Instructions to follow:
Repeat, without any change, the entries presented below.

*** Supplied entries

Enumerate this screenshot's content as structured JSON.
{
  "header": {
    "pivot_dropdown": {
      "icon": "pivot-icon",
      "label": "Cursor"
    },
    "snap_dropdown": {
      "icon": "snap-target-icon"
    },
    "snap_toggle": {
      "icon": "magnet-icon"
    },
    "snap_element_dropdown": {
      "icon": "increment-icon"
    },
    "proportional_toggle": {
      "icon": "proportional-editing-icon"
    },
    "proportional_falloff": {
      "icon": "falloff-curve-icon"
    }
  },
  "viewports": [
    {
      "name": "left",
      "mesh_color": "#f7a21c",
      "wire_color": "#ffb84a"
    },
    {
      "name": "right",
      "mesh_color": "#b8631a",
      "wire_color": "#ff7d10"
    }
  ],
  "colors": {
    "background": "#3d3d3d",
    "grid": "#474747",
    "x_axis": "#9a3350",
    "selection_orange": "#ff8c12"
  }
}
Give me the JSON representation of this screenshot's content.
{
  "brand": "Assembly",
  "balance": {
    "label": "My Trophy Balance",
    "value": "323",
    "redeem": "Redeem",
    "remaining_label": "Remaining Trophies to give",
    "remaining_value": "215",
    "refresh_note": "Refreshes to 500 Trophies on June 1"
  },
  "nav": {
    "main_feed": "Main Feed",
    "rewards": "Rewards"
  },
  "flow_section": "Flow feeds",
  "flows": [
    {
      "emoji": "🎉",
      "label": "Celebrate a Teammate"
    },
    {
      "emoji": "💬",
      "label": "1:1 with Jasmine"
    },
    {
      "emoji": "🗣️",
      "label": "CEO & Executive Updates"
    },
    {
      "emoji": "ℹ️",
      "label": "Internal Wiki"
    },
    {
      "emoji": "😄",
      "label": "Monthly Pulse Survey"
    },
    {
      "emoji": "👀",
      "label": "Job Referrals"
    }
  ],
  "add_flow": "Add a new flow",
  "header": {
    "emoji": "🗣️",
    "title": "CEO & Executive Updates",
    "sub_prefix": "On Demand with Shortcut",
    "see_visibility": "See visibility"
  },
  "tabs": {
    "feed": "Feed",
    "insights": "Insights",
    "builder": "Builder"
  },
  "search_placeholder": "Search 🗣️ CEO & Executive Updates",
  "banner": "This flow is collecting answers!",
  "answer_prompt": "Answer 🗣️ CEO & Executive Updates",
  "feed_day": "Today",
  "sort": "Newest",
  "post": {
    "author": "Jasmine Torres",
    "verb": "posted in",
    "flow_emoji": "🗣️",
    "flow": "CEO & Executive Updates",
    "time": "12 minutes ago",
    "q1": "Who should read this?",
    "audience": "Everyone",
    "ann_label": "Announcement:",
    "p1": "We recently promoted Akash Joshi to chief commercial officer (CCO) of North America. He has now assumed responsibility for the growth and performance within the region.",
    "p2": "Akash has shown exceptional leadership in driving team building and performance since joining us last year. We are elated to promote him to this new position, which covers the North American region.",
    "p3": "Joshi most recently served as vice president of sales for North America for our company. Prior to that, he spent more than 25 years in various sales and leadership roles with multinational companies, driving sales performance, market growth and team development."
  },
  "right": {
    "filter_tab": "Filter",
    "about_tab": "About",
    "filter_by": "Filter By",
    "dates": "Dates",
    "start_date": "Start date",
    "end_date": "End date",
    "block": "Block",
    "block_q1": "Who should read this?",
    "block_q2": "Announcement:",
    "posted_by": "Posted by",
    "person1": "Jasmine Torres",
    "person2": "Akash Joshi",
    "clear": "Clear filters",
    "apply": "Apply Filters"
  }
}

******

Full solution:
Enumerate this screenshot's content as structured JSON.
{
  "header": {
    "pivot_dropdown": {
      "icon": "pivot-icon",
      "label": "Cursor"
    },
    "snap_dropdown": {
      "icon": "snap-target-icon"
    },
    "snap_toggle": {
      "icon": "magnet-icon"
    },
    "snap_element_dropdown": {
      "icon": "increment-icon"
    },
    "proportional_toggle": {
      "icon": "proportional-editing-icon"
    },
    "proportional_falloff": {
      "icon": "falloff-curve-icon"
    }
  },
  "viewports": [
    {
      "name": "left",
      "mesh_color": "#f7a21c",
      "wire_color": "#ffb84a"
    },
    {
      "name": "right",
      "mesh_color": "#b8631a",
      "wire_color": "#ff7d10"
    }
  ],
  "colors": {
    "background": "#3d3d3d",
    "grid": "#474747",
    "x_axis": "#9a3350",
    "selection_orange": "#ff8c12"
  }
}
Give me the JSON representation of this screenshot's content.
{
  "brand": "Assembly",
  "balance": {
    "label": "My Trophy Balance",
    "value": "323",
    "redeem": "Redeem",
    "remaining_label": "Remaining Trophies to give",
    "remaining_value": "215",
    "refresh_note": "Refreshes to 500 Trophies on June 1"
  },
  "nav": {
    "main_feed": "Main Feed",
    "rewards": "Rewards"
  },
  "flow_section": "Flow feeds",
  "flows": [
    {
      "emoji": "🎉",
      "label": "Celebrate a Teammate"
    },
    {
      "emoji": "💬",
      "label": "1:1 with Jasmine"
    },
    {
      "emoji": "🗣️",
      "label": "CEO & Executive Updates"
    },
    {
      "emoji": "ℹ️",
      "label": "Internal Wiki"
    },
    {
      "emoji": "😄",
      "label": "Monthly Pulse Survey"
    },
    {
      "emoji": "👀",
      "label": "Job Referrals"
    }
  ],
  "add_flow": "Add a new flow",
  "header": {
    "emoji": "🗣️",
    "title": "CEO & Executive Updates",
    "sub_prefix": "On Demand with Shortcut",
    "see_visibility": "See visibility"
  },
  "tabs": {
    "feed": "Feed",
    "insights": "Insights",
    "builder": "Builder"
  },
  "search_placeholder": "Search 🗣️ CEO & Executive Updates",
  "banner": "This flow is collecting answers!",
  "answer_prompt": "Answer 🗣️ CEO & Executive Updates",
  "feed_day": "Today",
  "sort": "Newest",
  "post": {
    "author": "Jasmine Torres",
    "verb": "posted in",
    "flow_emoji": "🗣️",
    "flow": "CEO & Executive Updates",
    "time": "12 minutes ago",
    "q1": "Who should read this?",
    "audience": "Everyone",
    "ann_label": "Announcement:",
    "p1": "We recently promoted Akash Joshi to chief commercial officer (CCO) of North America. He has now assumed responsibility for the growth and performance within the region.",
    "p2": "Akash has shown exceptional leadership in driving team building and performance since joining us last year. We are elated to promote him to this new position, which covers the North American region.",
    "p3": "Joshi most recently served as vice president of sales for North America for our company. Prior to that, he spent more than 25 years in various sales and leadership roles with multinational companies, driving sales performance, market growth and team development."
  },
  "right": {
    "filter_tab": "Filter",
    "about_tab": "About",
    "filter_by": "Filter By",
    "dates": "Dates",
    "start_date": "Start date",
    "end_date": "End date",
    "block": "Block",
    "block_q1": "Who should read this?",
    "block_q2": "Announcement:",
    "posted_by": "Posted by",
    "person1": "Jasmine Torres",
    "person2": "Akash Joshi",
    "clear": "Clear filters",
    "apply": "Apply Filters"
  }
}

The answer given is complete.